## Exercise aim
From the entries below, pull out each line where "Diversified" appears.

· · · · ·

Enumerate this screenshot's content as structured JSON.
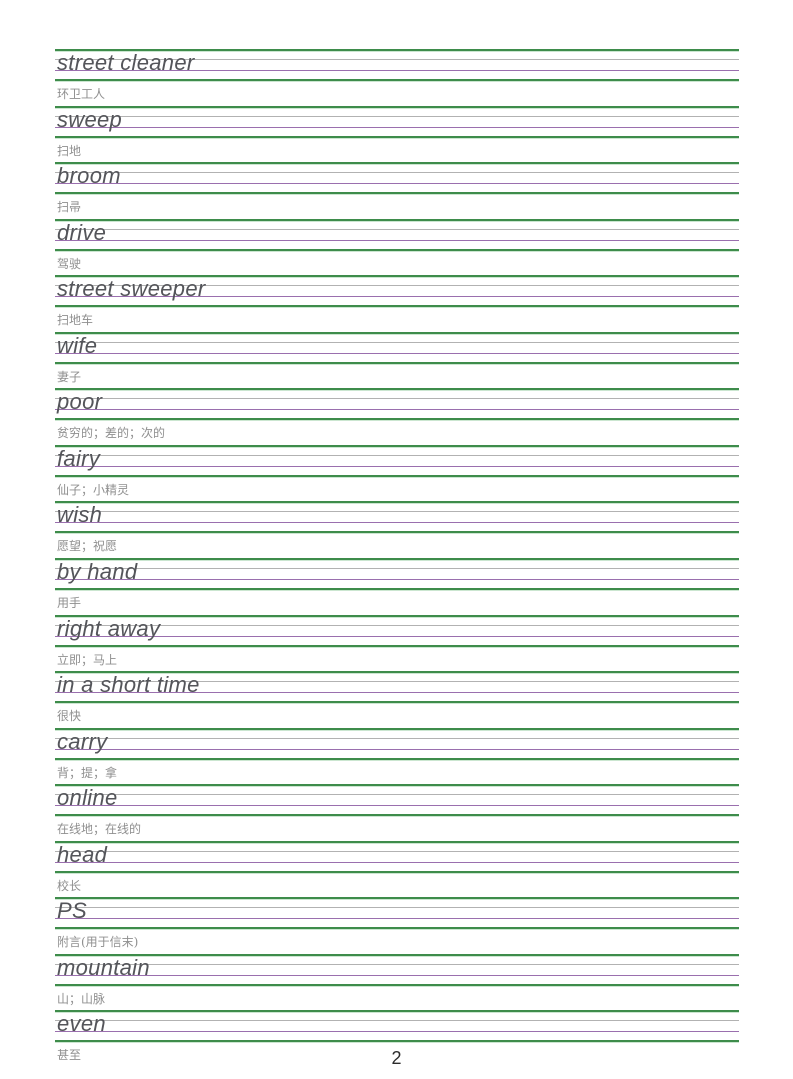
{
  "page": {
    "number": "2"
  },
  "colors": {
    "guide_line_green": "#3e8c4b",
    "guide_line_gray": "#b2b2b2",
    "guide_line_purple": "#9a6fae",
    "english_word_text": "#54555a",
    "chinese_text": "#8f8f8f"
  },
  "entries": [
    {
      "en": "street cleaner",
      "zh": "环卫工人"
    },
    {
      "en": "sweep",
      "zh": "扫地"
    },
    {
      "en": "broom",
      "zh": "扫帚"
    },
    {
      "en": "drive",
      "zh": "驾驶"
    },
    {
      "en": "street sweeper",
      "zh": "扫地车"
    },
    {
      "en": "wife",
      "zh": "妻子"
    },
    {
      "en": "poor",
      "zh": "贫穷的；差的；次的"
    },
    {
      "en": "fairy",
      "zh": "仙子；小精灵"
    },
    {
      "en": "wish",
      "zh": "愿望；祝愿"
    },
    {
      "en": "by hand",
      "zh": "用手"
    },
    {
      "en": "right away",
      "zh": "立即；马上"
    },
    {
      "en": "in a short time",
      "zh": "很快"
    },
    {
      "en": "carry",
      "zh": "背；提；拿"
    },
    {
      "en": "online",
      "zh": "在线地；在线的"
    },
    {
      "en": "head",
      "zh": "校长"
    },
    {
      "en": "PS",
      "zh": "附言(用于信末)"
    },
    {
      "en": "mountain",
      "zh": "山；山脉"
    },
    {
      "en": "even",
      "zh": "甚至"
    }
  ]
}
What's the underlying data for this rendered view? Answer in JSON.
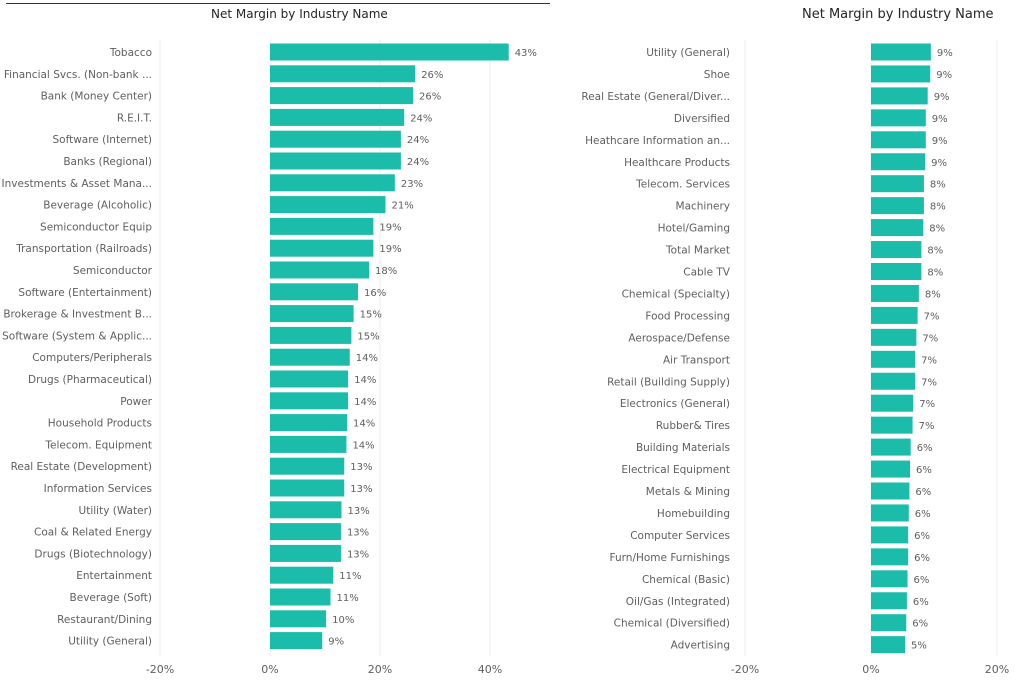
{
  "colors": {
    "bar": "#1bbcaa",
    "grid": "#eeeeee",
    "text": "#605e5c"
  },
  "chart_data": [
    {
      "type": "bar",
      "orientation": "horizontal",
      "title": "Net Margin by Industry Name",
      "xlim": [
        -20,
        50
      ],
      "ticks": [
        "-20%",
        "0%",
        "20%",
        "40%"
      ],
      "tick_values": [
        -20,
        0,
        20,
        40
      ],
      "grid": true,
      "categories": [
        "Tobacco",
        "Financial Svcs. (Non-bank ...",
        "Bank (Money Center)",
        "R.E.I.T.",
        "Software (Internet)",
        "Banks (Regional)",
        "Investments & Asset Mana...",
        "Beverage (Alcoholic)",
        "Semiconductor Equip",
        "Transportation (Railroads)",
        "Semiconductor",
        "Software (Entertainment)",
        "Brokerage & Investment B...",
        "Software (System & Applic...",
        "Computers/Peripherals",
        "Drugs (Pharmaceutical)",
        "Power",
        "Household Products",
        "Telecom. Equipment",
        "Real Estate (Development)",
        "Information Services",
        "Utility (Water)",
        "Coal & Related Energy",
        "Drugs (Biotechnology)",
        "Entertainment",
        "Beverage (Soft)",
        "Restaurant/Dining",
        "Utility (General)"
      ],
      "values": [
        43.4,
        26.4,
        26.0,
        24.4,
        23.8,
        23.8,
        22.7,
        21.0,
        18.8,
        18.8,
        18.0,
        16.0,
        15.2,
        14.8,
        14.5,
        14.2,
        14.2,
        14.0,
        13.9,
        13.5,
        13.5,
        13.0,
        12.9,
        12.9,
        11.5,
        11.0,
        10.2,
        9.5
      ],
      "labels": [
        "43%",
        "26%",
        "26%",
        "24%",
        "24%",
        "24%",
        "23%",
        "21%",
        "19%",
        "19%",
        "18%",
        "16%",
        "15%",
        "15%",
        "14%",
        "14%",
        "14%",
        "14%",
        "14%",
        "13%",
        "13%",
        "13%",
        "13%",
        "13%",
        "11%",
        "11%",
        "10%",
        "9%"
      ]
    },
    {
      "type": "bar",
      "orientation": "horizontal",
      "title": "Net Margin by Industry Name",
      "xlim": [
        -20,
        20
      ],
      "ticks": [
        "-20%",
        "0%",
        "20%"
      ],
      "tick_values": [
        -20,
        0,
        20
      ],
      "grid": true,
      "categories": [
        "Utility (General)",
        "Shoe",
        "Real Estate (General/Diver...",
        "Diversified",
        "Heathcare Information an...",
        "Healthcare Products",
        "Telecom. Services",
        "Machinery",
        "Hotel/Gaming",
        "Total Market",
        "Cable TV",
        "Chemical (Specialty)",
        "Food Processing",
        "Aerospace/Defense",
        "Air Transport",
        "Retail (Building Supply)",
        "Electronics (General)",
        "Rubber& Tires",
        "Building Materials",
        "Electrical Equipment",
        "Metals & Mining",
        "Homebuilding",
        "Computer Services",
        "Furn/Home Furnishings",
        "Chemical (Basic)",
        "Oil/Gas (Integrated)",
        "Chemical (Diversified)",
        "Advertising"
      ],
      "values": [
        9.5,
        9.4,
        9.0,
        8.7,
        8.7,
        8.6,
        8.4,
        8.4,
        8.3,
        8.0,
        8.0,
        7.6,
        7.4,
        7.2,
        7.0,
        7.0,
        6.7,
        6.6,
        6.3,
        6.2,
        6.1,
        6.0,
        5.9,
        5.9,
        5.8,
        5.7,
        5.6,
        5.4
      ],
      "labels": [
        "9%",
        "9%",
        "9%",
        "9%",
        "9%",
        "9%",
        "8%",
        "8%",
        "8%",
        "8%",
        "8%",
        "8%",
        "7%",
        "7%",
        "7%",
        "7%",
        "7%",
        "7%",
        "6%",
        "6%",
        "6%",
        "6%",
        "6%",
        "6%",
        "6%",
        "6%",
        "6%",
        "5%"
      ]
    }
  ]
}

· · · · ·

## Finished answer
        "Diversified",
        "Chemical (Diversified)",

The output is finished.